(The request):
Filter the data below for the string "text" and copy each matching line.

[Stored records]
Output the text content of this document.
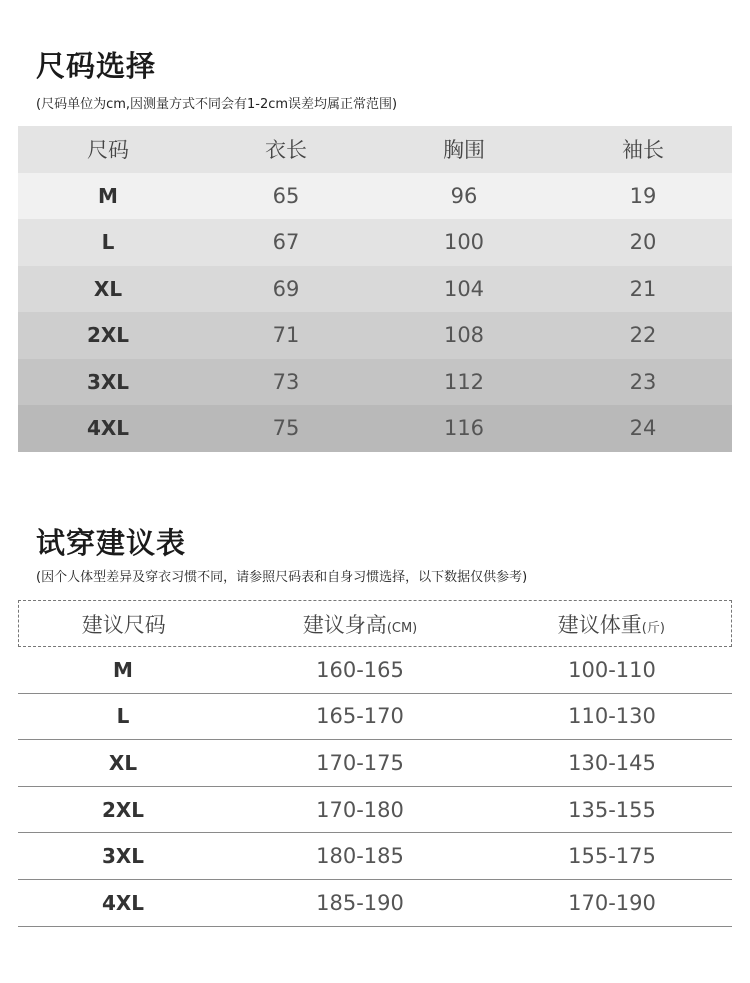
尺码选择
(尺码单位为cm,因测量方式不同会有1-2cm误差均属正常范围)
尺码	衣长	胸围	袖长
M	65	96	19
L	67	100	20
XL	69	104	21
2XL	71	108	22
3XL	73	112	23
4XL	75	116	24
试穿建议表
(因个人体型差异及穿衣习惯不同，请参照尺码表和自身习惯选择，以下数据仅供参考)
建议尺码	建议身高(CM)	建议体重(斤)
M	160-165	100-110
L	165-170	110-130
XL	170-175	130-145
2XL	170-180	135-155
3XL	180-185	155-175
4XL	185-190	170-190
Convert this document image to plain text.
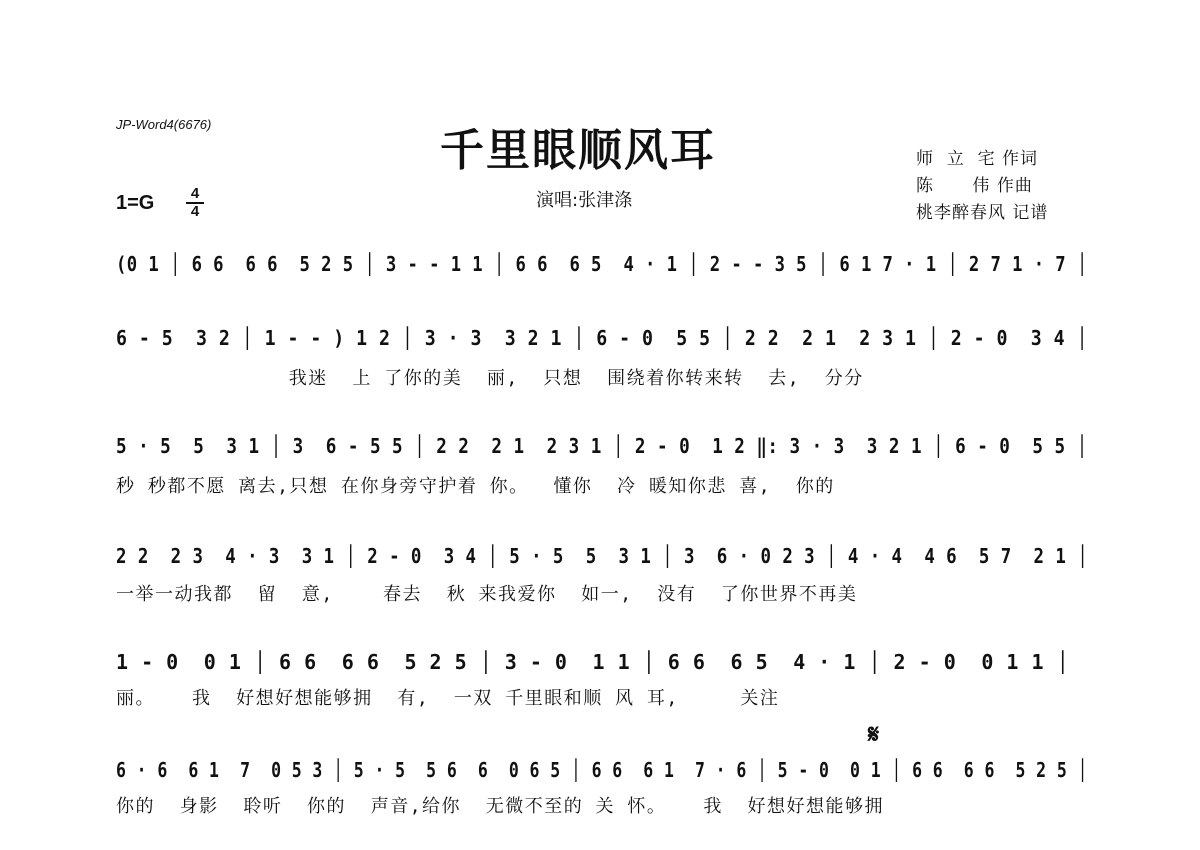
JP-Word4(6676)
千里眼顺风耳
演唱:张津涤
师  立  宅 作词
陈      伟 作曲
桃李醉春风 记谱
1=G	4
4
(0 1 │ 6 6  6 6  5 2 5 │ 3 - - 1 1 │ 6 6  6 5  4 · 1 │ 2 - - 3 5 │ 6 1 7 · 1 │ 2 7 1 · 7 │
6 - 5  3 2 │ 1 - - ) 1 2 │ 3 · 3  3 2 1 │ 6 - 0  5 5 │ 2 2  2 1  2 3 1 │ 2 - 0  3 4 │
我迷  上 了你的美  丽,  只想  围绕着你转来转  去,  分分
5 · 5  5  3 1 │ 3  6 - 5 5 │ 2 2  2 1  2 3 1 │ 2 - 0  1 2 ‖: 3 · 3  3 2 1 │ 6 - 0  5 5 │
秒 秒都不愿 离去,只想 在你身旁守护着 你。  懂你  冷 暖知你悲 喜,  你的
2 2  2 3  4 · 3  3 1 │ 2 - 0  3 4 │ 5 · 5  5  3 1 │ 3  6 · 0 2 3 │ 4 · 4  4 6  5 7  2 1 │
一举一动我都  留  意,    春去  秋 来我爱你  如一,  没有  了你世界不再美
1 - 0  0 1 │ 6 6  6 6  5 2 5 │ 3 - 0  1 1 │ 6 6  6 5  4 · 1 │ 2 - 0  0 1 1 │
丽。   我  好想好想能够拥  有,  一双 千里眼和顺 风 耳,     关注
𝄋
6 · 6  6 1  7  0 5 3 │ 5 · 5  5 6  6  0 6 5 │ 6 6  6 1  7 · 6 │ 5 - 0  0 1 │ 6 6  6 6  5 2 5 │
你的  身影  聆听  你的  声音,给你  无微不至的 关 怀。   我  好想好想能够拥
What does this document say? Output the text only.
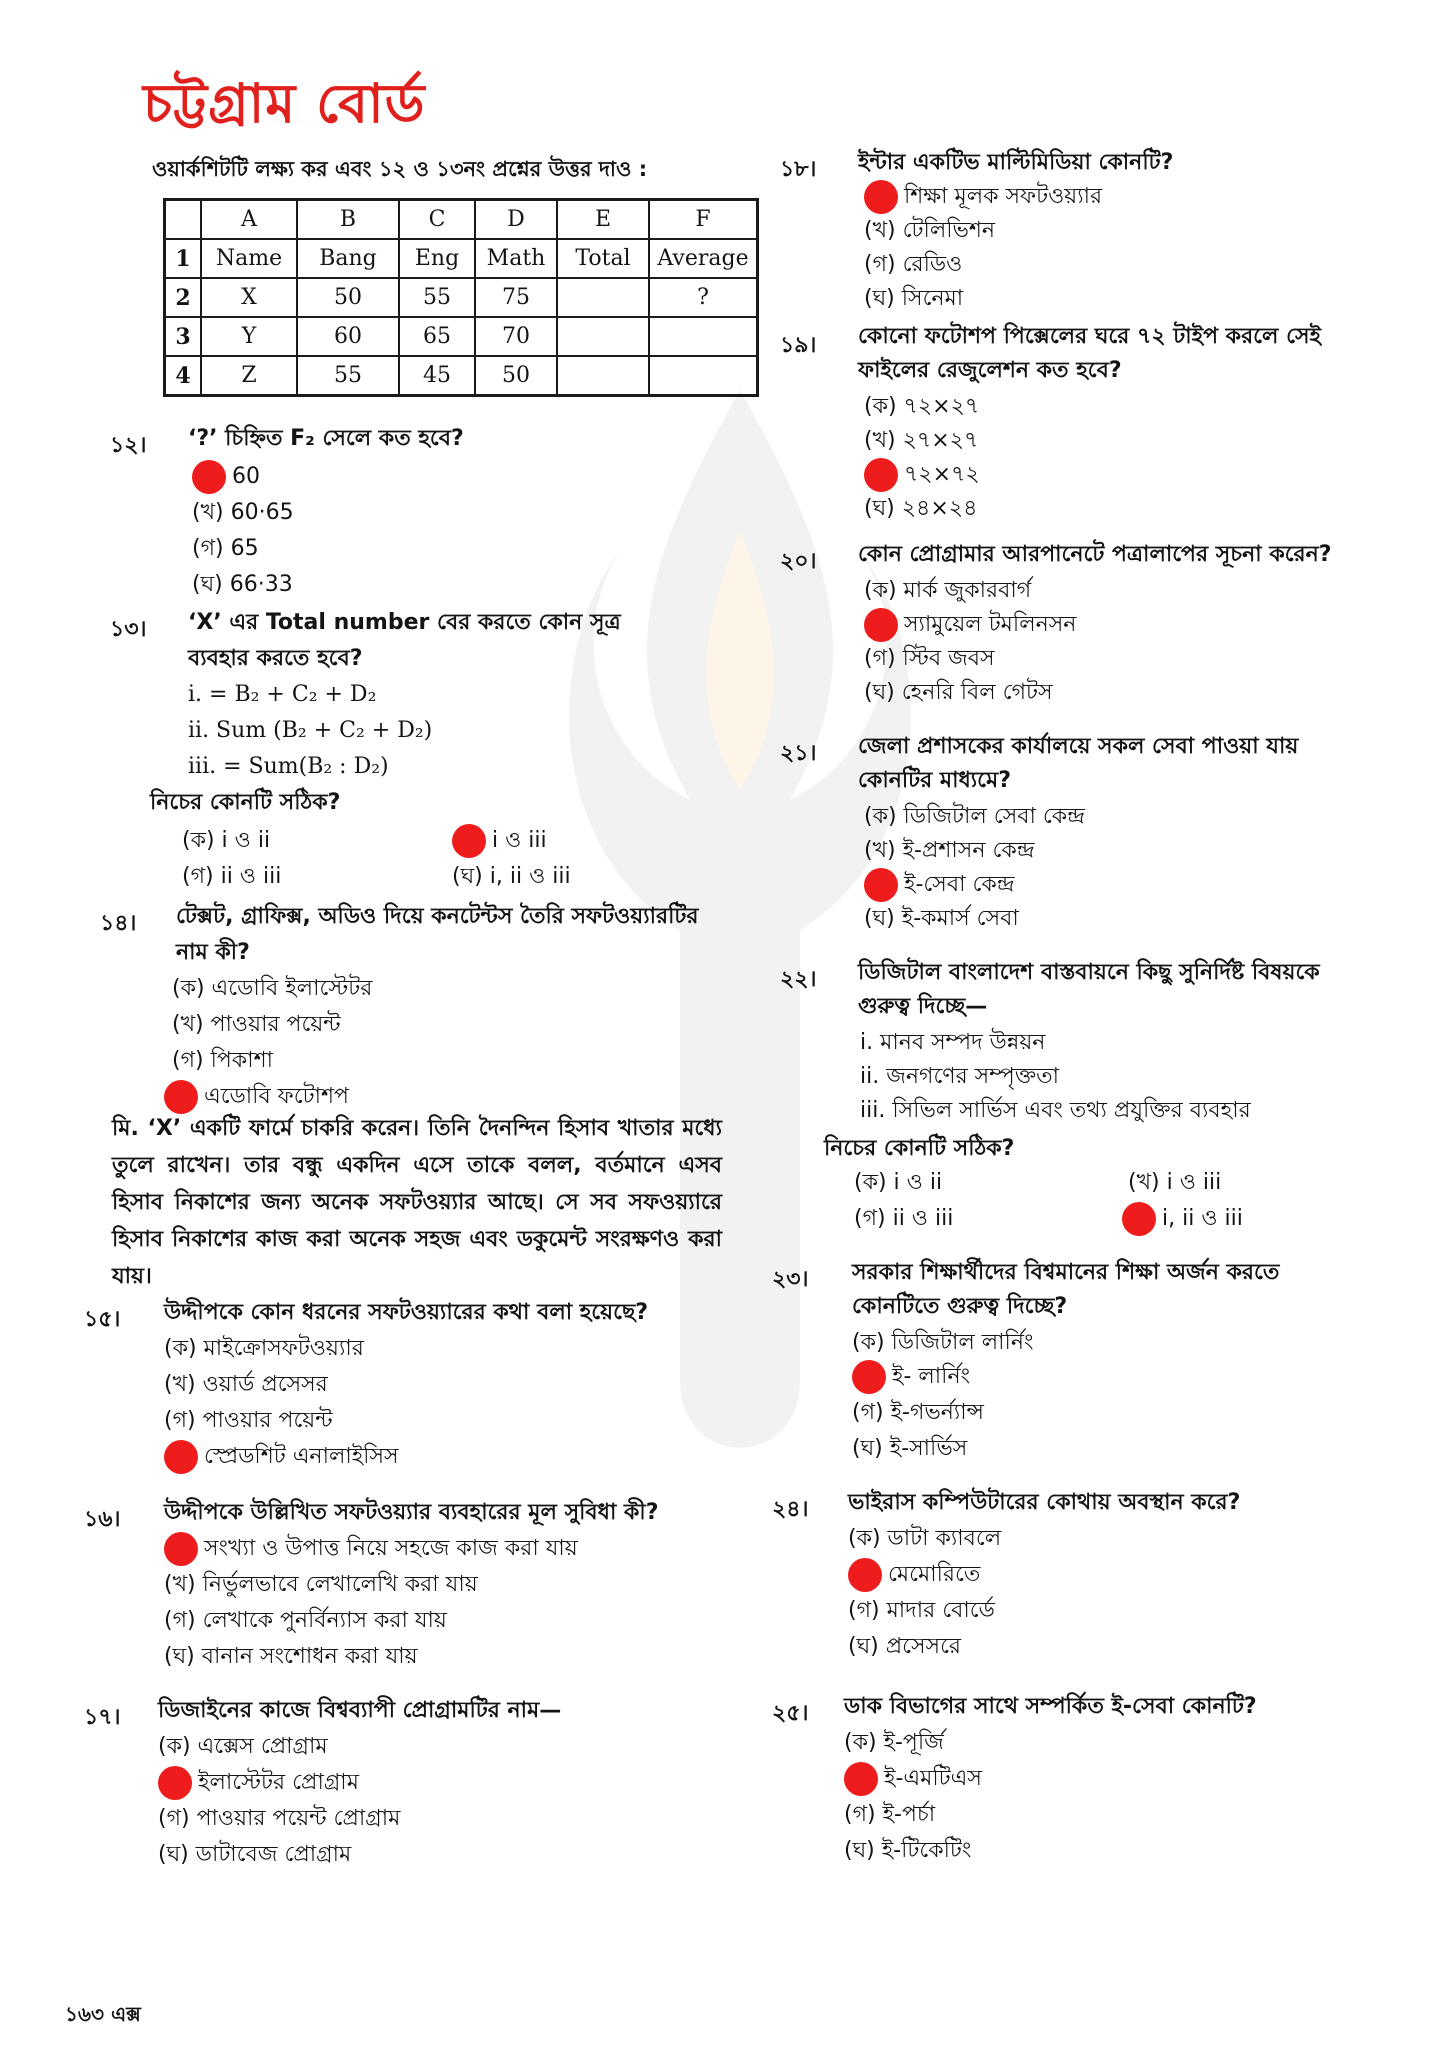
চট্টগ্রাম বোর্ড
ওয়ার্কশিটটি লক্ষ্য কর এবং ১২ ও ১৩নং প্রশ্নের উত্তর দাও :
	A	B	C	D	E	F
1	Name	Bang	Eng	Math	Total	Average
2	X	50	55	75		?
3	Y	60	65	70		
4	Z	55	45	50		
১২। ‘?’ চিহ্নিত F₂ সেলে কত হবে?
60
(খ) 60·65
(গ) 65
(ঘ) 66·33
১৩। ‘X’ এর Total number বের করতে কোন সূত্র
ব্যবহার করতে হবে?
i. = B₂ + C₂ + D₂
ii. Sum (B₂ + C₂ + D₂)
iii. = Sum(B₂ : D₂)
নিচের কোনটি সঠিক?
(ক) i ও ii	i ও iii
(গ) ii ও iii	(ঘ) i, ii ও iii
১৪। টেক্সট, গ্রাফিক্স, অডিও দিয়ে কনটেন্টস তৈরি সফটওয়্যারটির
নাম কী?
(ক) এডোবি ইলাস্টেটর
(খ) পাওয়ার পয়েন্ট
(গ) পিকাশা
এডোবি ফটোশপ
মি. ‘X’ একটি ফার্মে চাকরি করেন। তিনি দৈনন্দিন হিসাব খাতার মধ্যে তুলে রাখেন। তার বন্ধু একদিন এসে তাকে বলল, বর্তমানে এসব হিসাব নিকাশের জন্য অনেক সফটওয়্যার আছে। সে সব সফওয়্যারে হিসাব নিকাশের কাজ করা অনেক সহজ এবং ডকুমেন্ট সংরক্ষণও করা যায়।
১৫। উদ্দীপকে কোন ধরনের সফটওয়্যারের কথা বলা হয়েছে?
(ক) মাইক্রোসফটওয়্যার
(খ) ওয়ার্ড প্রসেসর
(গ) পাওয়ার পয়েন্ট
স্প্রেডশিট এনালাইসিস
১৬। উদ্দীপকে উল্লিখিত সফটওয়্যার ব্যবহারের মূল সুবিধা কী?
সংখ্যা ও উপাত্ত নিয়ে সহজে কাজ করা যায়
(খ) নির্ভুলভাবে লেখালেখি করা যায়
(গ) লেখাকে পুনর্বিন্যাস করা যায়
(ঘ) বানান সংশোধন করা যায়
১৭। ডিজাইনের কাজে বিশ্বব্যাপী প্রোগ্রামটির নাম—
(ক) এক্সেস প্রোগ্রাম
ইলাস্টেটর প্রোগ্রাম
(গ) পাওয়ার পয়েন্ট প্রোগ্রাম
(ঘ) ডাটাবেজ প্রোগ্রাম
১৮। ইন্টার একটিভ মাল্টিমিডিয়া কোনটি?
শিক্ষা মূলক সফটওয়্যার
(খ) টেলিভিশন
(গ) রেডিও
(ঘ) সিনেমা
১৯। কোনো ফটোশপ পিক্সেলের ঘরে ৭২ টাইপ করলে সেই
ফাইলের রেজুলেশন কত হবে?
(ক) ৭২×২৭
(খ) ২৭×২৭
৭২×৭২
(ঘ) ২৪×২৪
২০। কোন প্রোগ্রামার আরপানেটে পত্রালাপের সূচনা করেন?
(ক) মার্ক জুকারবার্গ
স্যামুয়েল টমলিনসন
(গ) স্টিব জবস
(ঘ) হেনরি বিল গেটস
২১। জেলা প্রশাসকের কার্যালয়ে সকল সেবা পাওয়া যায়
কোনটির মাধ্যমে?
(ক) ডিজিটাল সেবা কেন্দ্র
(খ) ই-প্রশাসন কেন্দ্র
ই-সেবা কেন্দ্র
(ঘ) ই-কমার্স সেবা
২২। ডিজিটাল বাংলাদেশ বাস্তবায়নে কিছু সুনির্দিষ্ট বিষয়কে
গুরুত্ব দিচ্ছে—
i. মানব সম্পদ উন্নয়ন
ii. জনগণের সম্পৃক্ততা
iii. সিভিল সার্ভিস এবং তথ্য প্রযুক্তির ব্যবহার
নিচের কোনটি সঠিক?
(ক) i ও ii	(খ) i ও iii
(গ) ii ও iii	i, ii ও iii
২৩। সরকার শিক্ষার্থীদের বিশ্বমানের শিক্ষা অর্জন করতে
কোনটিতে গুরুত্ব দিচ্ছে?
(ক) ডিজিটাল লার্নিং
ই- লার্নিং
(গ) ই-গভর্ন্যান্স
(ঘ) ই-সার্ভিস
২৪। ভাইরাস কম্পিউটারের কোথায় অবস্থান করে?
(ক) ডাটা ক্যাবলে
মেমোরিতে
(গ) মাদার বোর্ডে
(ঘ) প্রসেসরে
২৫। ডাক বিভাগের সাথে সম্পর্কিত ই-সেবা কোনটি?
(ক) ই-পূর্জি
ই-এমটিএস
(গ) ই-পর্চা
(ঘ) ই-টিকেটিং
১৬৩ এক্স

(Written answer):
Output the text content of this document.
Convert this document image to plain text.
What does this document say? Output the text only.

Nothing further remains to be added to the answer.